**PAGE EXTRACT:**
= = =
Lord Frederick North

A swift upward path

Despite a dull appearance, his urbanity, wit and good speaking voice, together with an attractive personal character and good connections, ensured a swift upward path to a Treasury post in 1759, an office he retained through three administrations. He took a leading role in the Grenville government's controversial response to the radical MP and satirist John Wilkes in 1763, and his position as part of an emerging ‘right’ was confirmed when he resigned on Lord Rockingham’s appointment as Prime Minister in 1765. Perceived by George III as a safe pair of hands after serving as Chancellor of the Exchequer under Pitt the Elder and Grafton from 1767, it was to North that the King turned as his new premier when Grafton resigned as Prime Minister (a term North never used of himself) in January 1770.

Exceptionally conscientious

North was an exceptionally conscientious first minister. Continuing simultaneously as Chancellor of the Exchequer, he helped establish budget day as a major date in the political calendar. He maintained his supremacy in the House of Commons against a divided opposition, and such was George III’s confidence in his minister that in 1772 North became the first commoner since Robert Walpole to receive the Order of the Garter; the King also paid off North’s personal debts (around £16,000) five years later. North himself reduced the National Debt by some £10 million by 1775; but the impact of the American War of Independence meant that it soon rose by £75 million.
= = =
**RECORD EXTRACTS:**
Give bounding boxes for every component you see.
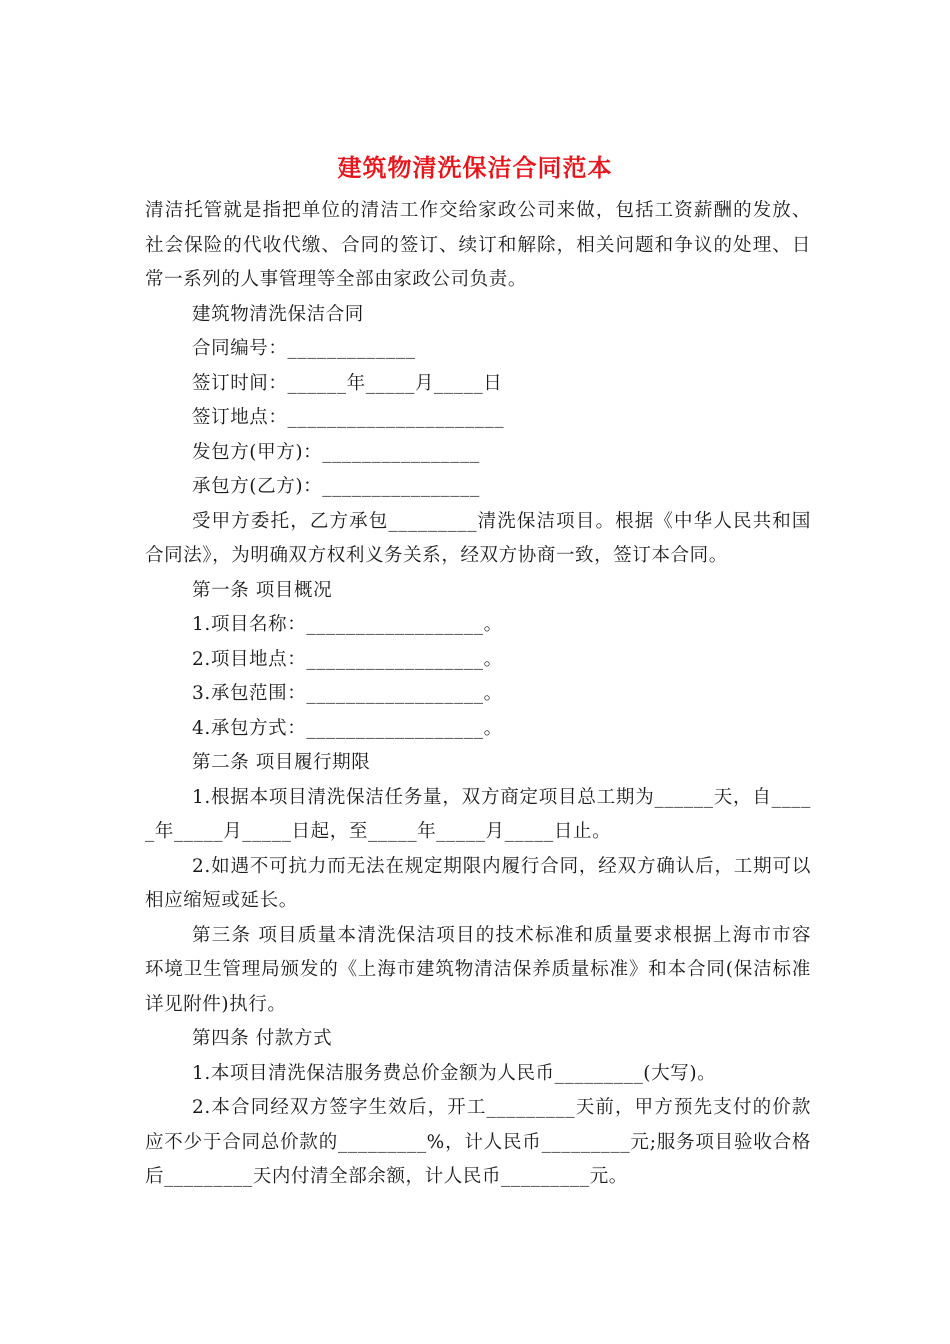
article4-item2-line: 2.本合同经双方签字生效后，开工_________天前，甲方预先支付的价款	[192, 1097, 811, 1118]
article3-line: 详见附件)执行。	[145, 993, 287, 1015]
article1-item: 2.项目地点：__________________。	[192, 648, 503, 670]
intro-line: 常一系列的人事管理等全部由家政公司负责。	[145, 269, 528, 290]
contract-heading: 建筑物清洗保洁合同	[192, 303, 364, 325]
document-title: 建筑物清洗保洁合同范本	[337, 153, 613, 182]
field-sign-place: 签订地点：______________________	[192, 407, 505, 428]
field-contract-no: 合同编号：_____________	[192, 338, 416, 359]
article4-item2-line: 应不少于合同总价款的_________%，计人民币_________元;服务项目验收合格	[145, 1131, 811, 1153]
field-party-a: 发包方(甲方)：________________	[192, 441, 480, 463]
document-body	[145, 194, 811, 1195]
article3-line: 第三条 项目质量本清洗保洁项目的技术标准和质量要求根据上海市市容	[192, 924, 811, 946]
article2-heading: 第二条 项目履行期限	[192, 752, 371, 773]
article1-heading: 第一条 项目概况	[192, 579, 333, 601]
article1-item: 1.项目名称：__________________。	[192, 614, 503, 635]
preamble-line: 合同法》，为明确双方权利义务关系，经双方协商一致，签订本合同。	[145, 545, 728, 566]
article2-item1-line: 1.根据本项目清洗保洁任务量，双方商定项目总工期为______天，自____	[192, 786, 811, 808]
field-party-b: 承包方(乙方)：________________	[192, 476, 480, 497]
article3-line: 环境卫生管理局颁发的《上海市建筑物清洁保养质量标准》和本合同(保洁标准	[145, 959, 811, 980]
intro-line: 清洁托管就是指把单位的清洁工作交给家政公司来做，包括工资薪酬的发放、	[145, 200, 811, 221]
article2-item2-line: 2.如遇不可抗力而无法在规定期限内履行合同，经双方确认后，工期可以	[192, 855, 811, 877]
article2-item1-line: _年_____月_____日起，至_____年_____月_____日止。	[145, 821, 612, 842]
article4-heading: 第四条 付款方式	[192, 1028, 333, 1049]
field-sign-date: 签订时间：______年_____月_____日	[192, 372, 503, 394]
preamble-line: 受甲方委托，乙方承包_________清洗保洁项目。根据《中华人民共和国	[192, 510, 811, 532]
article1-item: 4.承包方式：__________________。	[192, 717, 503, 739]
article4-item2-line: 后_________天内付清全部余额，计人民币_________元。	[145, 1166, 628, 1187]
article1-item: 3.承包范围：__________________。	[192, 683, 503, 704]
article4-item1: 1.本项目清洗保洁服务费总价金额为人民币_________(大写)。	[192, 1062, 717, 1084]
article2-item2-line: 相应缩短或延长。	[145, 890, 298, 911]
intro-line: 社会保险的代收代缴、合同的签订、续订和解除，相关问题和争议的处理、日	[145, 234, 811, 256]
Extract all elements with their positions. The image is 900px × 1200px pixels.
= = =
**THE TASKS:**
(a) From the listing, lay out the lines as a Markdown table with columns Row and Line, starting with the line that contains "1097, 811, 1118]" and going on through the line that contains "1131, 811, 1153]". Leave out blank lines.
(b) Carry on the passage about Lord Frederick North from where it stops.

**RESULTS:**
(a)
| Row | Line |
|---|---|
| 1 | article4-item2-line: 2.本合同经双方签字生效后，开工_________天前，甲方预先支付的价款	[192, 1097, 811, 1118] |
| 2 | article3-line: 详见附件)执行。	[145, 993, 287, 1015] |
| 3 | article1-item: 2.项目地点：__________________。	[192, 648, 503, 670] |
| 4 | intro-line: 常一系列的人事管理等全部由家政公司负责。	[145, 269, 528, 290] |
| 5 | contract-heading: 建筑物清洗保洁合同	[192, 303, 364, 325] |
| 6 | document-title: 建筑物清洗保洁合同范本	[337, 153, 613, 182] |
| 7 | field-sign-place: 签订地点：______________________	[192, 407, 505, 428] |
| 8 | field-contract-no: 合同编号：_____________	[192, 338, 416, 359] |
| 9 | article4-item2-line: 应不少于合同总价款的_________%，计人民币_________元;服务项目验收合格	[145, 1131, 811, 1153] |

(b)
Taxing issues overseas

Such talents, along with significant changes in the administration of India, Ireland and Canada, suggested that North would be recalled as a successful premier. That this was not to be was almost wholly the result of the developing crisis around taxation and constitutional issues in the American colonies that North inherited from his predecessors. North’s own instincts were for enforcement and confrontation rather than negotiation. When in 1775 he adopted a more conciliatory policy of allowing colonies to tax themselves to fund defence and administration, news did not reach America before war broke out. North was more responsible for the financing and defence of the war than for its unsuccessful conduct, but after the British defeat at Saratoga in 1777 his ministry was on the defensive against a reinvigorated opposition. After another British capitulation at Yorktown in 1781 he clung on only in the vain hope that George III would allow him to negotiate peace, but on 20 March 1782 he resigned shortly after a motion demanding an end to the war in America saw the ministry defeated in the Commons, and before peace was concluded.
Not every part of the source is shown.